▶ [Problem to work on]
Revise the records below by changing every instance of "directory-entry" to "listing", leaving everything else as it is. Omit the pictures from your answer.

▶ [Region annotation records]
*-*-*

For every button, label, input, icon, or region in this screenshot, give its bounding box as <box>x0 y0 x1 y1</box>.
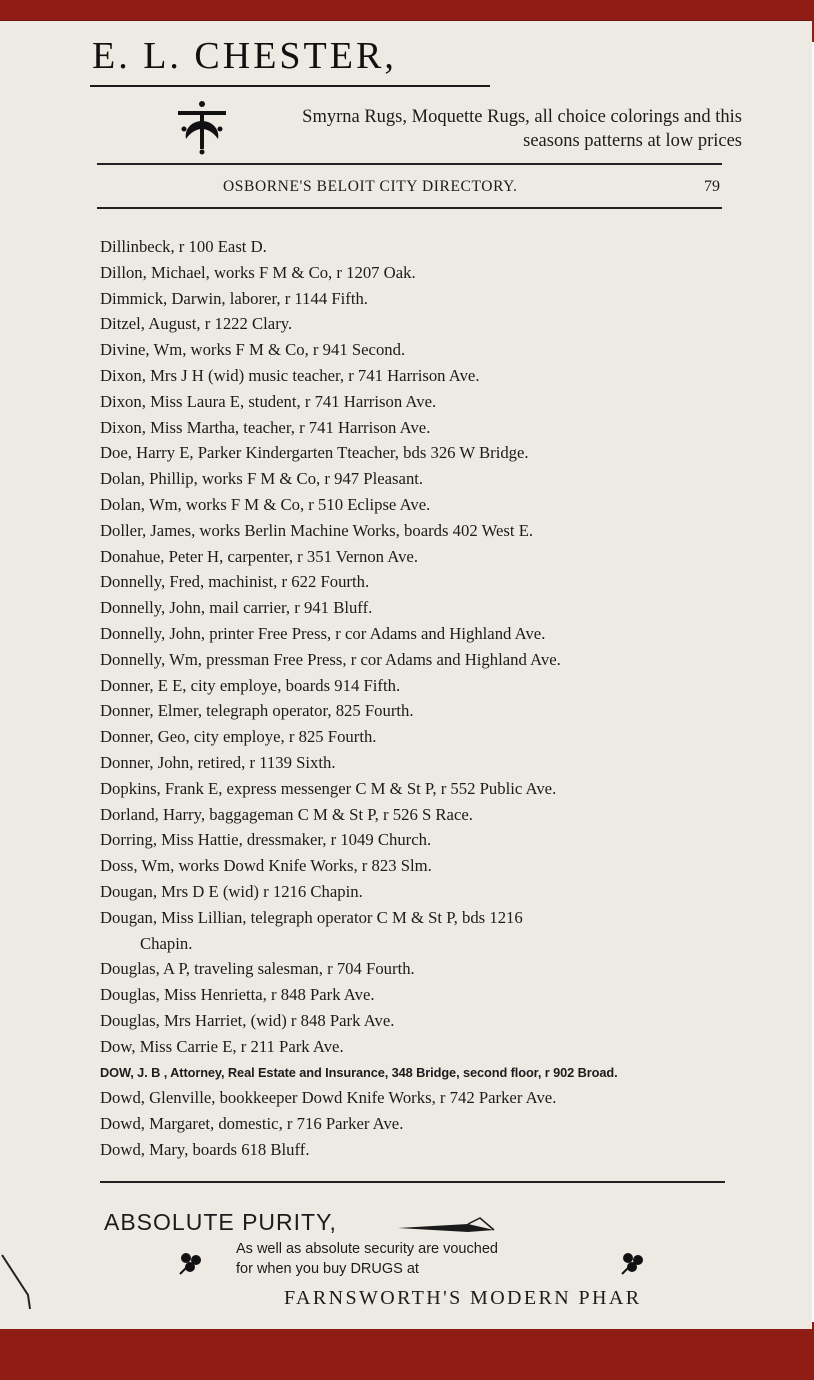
directory-entry: Dolan, Wm, works F M & Co, r 510 Eclipse Ave. <box>100 494 431 514</box>
page-number: 79 <box>704 178 720 195</box>
bottom-ad-text <box>236 1239 592 1279</box>
directory-entry: Donner, E E, city employe, boards 914 Fifth. <box>100 675 401 695</box>
directory-entry: Donnelly, John, printer Free Press, r cor Adams and Highland Ave. <box>100 623 546 643</box>
directory-entry: Dillinbeck, r 100 East D. <box>100 237 267 256</box>
directory-entry: Douglas, Miss Henrietta, r 848 Park Ave. <box>100 985 375 1005</box>
pen-flourish-icon <box>398 1216 498 1234</box>
directory-entry: Dowd, Margaret, domestic, r 716 Parker Ave. <box>100 1114 404 1134</box>
directory-entry: Dowd, Mary, boards 618 Bluff. <box>100 1139 310 1159</box>
directory-entry: Dopkins, Frank E, express messenger C M & St P, r 552 Public Ave. <box>100 778 557 798</box>
bottom-ad-line-2: for when you buy DRUGS at <box>236 1261 419 1277</box>
directory-entry: Dougan, Miss Lillian, telegraph operator C M & St P, bds 1216 <box>100 907 523 927</box>
pharmacy-name: FARNSWORTH'S MODERN PHAR <box>284 1287 642 1309</box>
top-ad-text: Smyrna Rugs, Moquette Rugs, all choice colorings and this seasons patterns at low prices <box>302 107 742 151</box>
page-edge-mark <box>0 1251 40 1311</box>
directory-entry: Donner, Geo, city employe, r 825 Fourth. <box>100 727 377 747</box>
header-rule-top <box>97 163 722 165</box>
directory-entry: Doller, James, works Berlin Machine Works, boards 402 West E. <box>100 520 534 540</box>
bottom-ad-headline: ABSOLUTE PURITY, <box>104 1209 337 1235</box>
directory-entry: Dimmick, Darwin, laborer, r 1144 Fifth. <box>100 288 368 308</box>
directory-entry: Dowd, Glenville, bookkeeper Dowd Knife Works, r 742 Parker Ave. <box>100 1088 557 1108</box>
directory-entry: Doss, Wm, works Dowd Knife Works, r 823 Slm. <box>100 856 432 876</box>
directory-entry: Dorring, Miss Hattie, dressmaker, r 1049 Church. <box>100 830 432 850</box>
header-rule-bottom <box>97 207 722 209</box>
top-ad-rule <box>90 85 490 87</box>
directory-entry: Dixon, Miss Martha, teacher, r 741 Harrison Ave. <box>100 417 431 437</box>
running-header <box>97 178 722 202</box>
bottom-ad-line-1: As well as absolute security are vouched <box>236 1241 498 1257</box>
directory-entry: Donahue, Peter H, carpenter, r 351 Vernon Ave. <box>100 546 418 566</box>
entry-advertisement: DOW, J. B , Attorney, Real Estate and Insurance, 348 Bridge, second floor, r 902 Broad. <box>100 1064 618 1080</box>
directory-page <box>0 20 812 1329</box>
directory-title: OSBORNE'S BELOIT CITY DIRECTORY. <box>223 178 518 195</box>
directory-entry: Douglas, A P, traveling salesman, r 704 Fourth. <box>100 959 415 979</box>
directory-entries <box>100 234 780 1163</box>
directory-entry: Donnelly, John, mail carrier, r 941 Bluff. <box>100 598 373 618</box>
directory-entry: Dorland, Harry, baggageman C M & St P, r 526 S Race. <box>100 804 473 824</box>
directory-entry: Douglas, Mrs Harriet, (wid) r 848 Park Ave. <box>100 1010 395 1030</box>
directory-entry: Divine, Wm, works F M & Co, r 941 Second. <box>100 340 406 360</box>
directory-entry: Dougan, Mrs D E (wid) r 1216 Chapin. <box>100 881 363 901</box>
directory-entry: Donnelly, Wm, pressman Free Press, r cor Adams and Highland Ave. <box>100 649 561 669</box>
directory-entry: Dixon, Mrs J H (wid) music teacher, r 741 Harrison Ave. <box>100 365 480 385</box>
directory-entry: Donner, John, retired, r 1139 Sixth. <box>100 752 336 772</box>
directory-entry: Dow, Miss Carrie E, r 211 Park Ave. <box>100 1036 344 1056</box>
directory-entry: Dolan, Phillip, works F M & Co, r 947 Pleasant. <box>100 469 424 489</box>
directory-entry: Donnelly, Fred, machinist, r 622 Fourth. <box>100 572 370 592</box>
directory-entry: Doe, Harry E, Parker Kindergarten Tteacher, bds 326 W Bridge. <box>100 443 529 463</box>
fleur-ornament-icon <box>172 99 232 155</box>
entry-continuation: Chapin. <box>140 933 193 953</box>
clover-leaf-icon <box>618 1250 648 1276</box>
footer-rule <box>100 1181 725 1183</box>
clover-leaf-icon <box>176 1250 206 1276</box>
directory-entry: Dillon, Michael, works F M & Co, r 1207 Oak. <box>100 262 416 282</box>
top-ad-name: E. L. CHESTER, <box>92 35 397 77</box>
directory-entry: Dixon, Miss Laura E, student, r 741 Harrison Ave. <box>100 391 437 411</box>
directory-entry: Donner, Elmer, telegraph operator, 825 Fourth. <box>100 701 414 721</box>
directory-entry: Ditzel, August, r 1222 Clary. <box>100 314 293 334</box>
binding-edge-bottom <box>0 1322 814 1380</box>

*-*-*

▶ [Finished task]
For every button, label, input, icon, or region in this screenshot, give its bounding box as <box>x0 y0 x1 y1</box>.
listing: Dolan, Wm, works F M & Co, r 510 Eclipse Ave. <box>100 494 431 514</box>
page-number: 79 <box>704 178 720 195</box>
bottom-ad-text <box>236 1239 592 1279</box>
listing: Donner, E E, city employe, boards 914 Fifth. <box>100 675 401 695</box>
listing: Donnelly, John, printer Free Press, r cor Adams and Highland Ave. <box>100 623 546 643</box>
listing: Dillinbeck, r 100 East D. <box>100 237 267 256</box>
listing: Douglas, Miss Henrietta, r 848 Park Ave. <box>100 985 375 1005</box>
pen-flourish-icon <box>398 1216 498 1234</box>
listing: Dowd, Margaret, domestic, r 716 Parker Ave. <box>100 1114 404 1134</box>
listing: Dowd, Mary, boards 618 Bluff. <box>100 1139 310 1159</box>
listing: Dopkins, Frank E, express messenger C M & St P, r 552 Public Ave. <box>100 778 557 798</box>
bottom-ad-line-2: for when you buy DRUGS at <box>236 1261 419 1277</box>
listing: Dougan, Miss Lillian, telegraph operator C M & St P, bds 1216 <box>100 907 523 927</box>
pharmacy-name: FARNSWORTH'S MODERN PHAR <box>284 1287 642 1309</box>
top-ad-text: Smyrna Rugs, Moquette Rugs, all choice colorings and this seasons patterns at low prices <box>302 107 742 151</box>
page-edge-mark <box>0 1251 40 1311</box>
listing: Donner, Geo, city employe, r 825 Fourth. <box>100 727 377 747</box>
header-rule-top <box>97 163 722 165</box>
listing: Doller, James, works Berlin Machine Works, boards 402 West E. <box>100 520 534 540</box>
bottom-ad-headline: ABSOLUTE PURITY, <box>104 1209 337 1235</box>
listing: Dimmick, Darwin, laborer, r 1144 Fifth. <box>100 288 368 308</box>
listing: Dowd, Glenville, bookkeeper Dowd Knife Works, r 742 Parker Ave. <box>100 1088 557 1108</box>
listing: Doss, Wm, works Dowd Knife Works, r 823 Slm. <box>100 856 432 876</box>
listing: Dorring, Miss Hattie, dressmaker, r 1049 Church. <box>100 830 432 850</box>
header-rule-bottom <box>97 207 722 209</box>
top-ad-rule <box>90 85 490 87</box>
listing: Dixon, Miss Martha, teacher, r 741 Harrison Ave. <box>100 417 431 437</box>
running-header <box>97 178 722 202</box>
bottom-ad-line-1: As well as absolute security are vouched <box>236 1241 498 1257</box>
listing: Donahue, Peter H, carpenter, r 351 Vernon Ave. <box>100 546 418 566</box>
entry-advertisement: DOW, J. B , Attorney, Real Estate and Insurance, 348 Bridge, second floor, r 902 Broad. <box>100 1064 618 1080</box>
directory-page <box>0 20 812 1329</box>
directory-title: OSBORNE'S BELOIT CITY DIRECTORY. <box>223 178 518 195</box>
listing: Douglas, A P, traveling salesman, r 704 Fourth. <box>100 959 415 979</box>
directory-entries <box>100 234 780 1163</box>
listing: Donnelly, John, mail carrier, r 941 Bluff. <box>100 598 373 618</box>
listing: Dorland, Harry, baggageman C M & St P, r 526 S Race. <box>100 804 473 824</box>
listing: Douglas, Mrs Harriet, (wid) r 848 Park Ave. <box>100 1010 395 1030</box>
listing: Divine, Wm, works F M & Co, r 941 Second. <box>100 340 406 360</box>
listing: Dougan, Mrs D E (wid) r 1216 Chapin. <box>100 881 363 901</box>
listing: Donnelly, Wm, pressman Free Press, r cor Adams and Highland Ave. <box>100 649 561 669</box>
listing: Dixon, Mrs J H (wid) music teacher, r 741 Harrison Ave. <box>100 365 480 385</box>
listing: Donner, John, retired, r 1139 Sixth. <box>100 752 336 772</box>
listing: Dow, Miss Carrie E, r 211 Park Ave. <box>100 1036 344 1056</box>
listing: Dolan, Phillip, works F M & Co, r 947 Pleasant. <box>100 469 424 489</box>
listing: Donnelly, Fred, machinist, r 622 Fourth. <box>100 572 370 592</box>
listing: Doe, Harry E, Parker Kindergarten Tteacher, bds 326 W Bridge. <box>100 443 529 463</box>
fleur-ornament-icon <box>172 99 232 155</box>
entry-continuation: Chapin. <box>140 933 193 953</box>
clover-leaf-icon <box>618 1250 648 1276</box>
footer-rule <box>100 1181 725 1183</box>
clover-leaf-icon <box>176 1250 206 1276</box>
listing: Dillon, Michael, works F M & Co, r 1207 Oak. <box>100 262 416 282</box>
top-ad-name: E. L. CHESTER, <box>92 35 397 77</box>
listing: Dixon, Miss Laura E, student, r 741 Harrison Ave. <box>100 391 437 411</box>
listing: Donner, Elmer, telegraph operator, 825 Fourth. <box>100 701 414 721</box>
listing: Ditzel, August, r 1222 Clary. <box>100 314 293 334</box>
binding-edge-bottom <box>0 1322 814 1380</box>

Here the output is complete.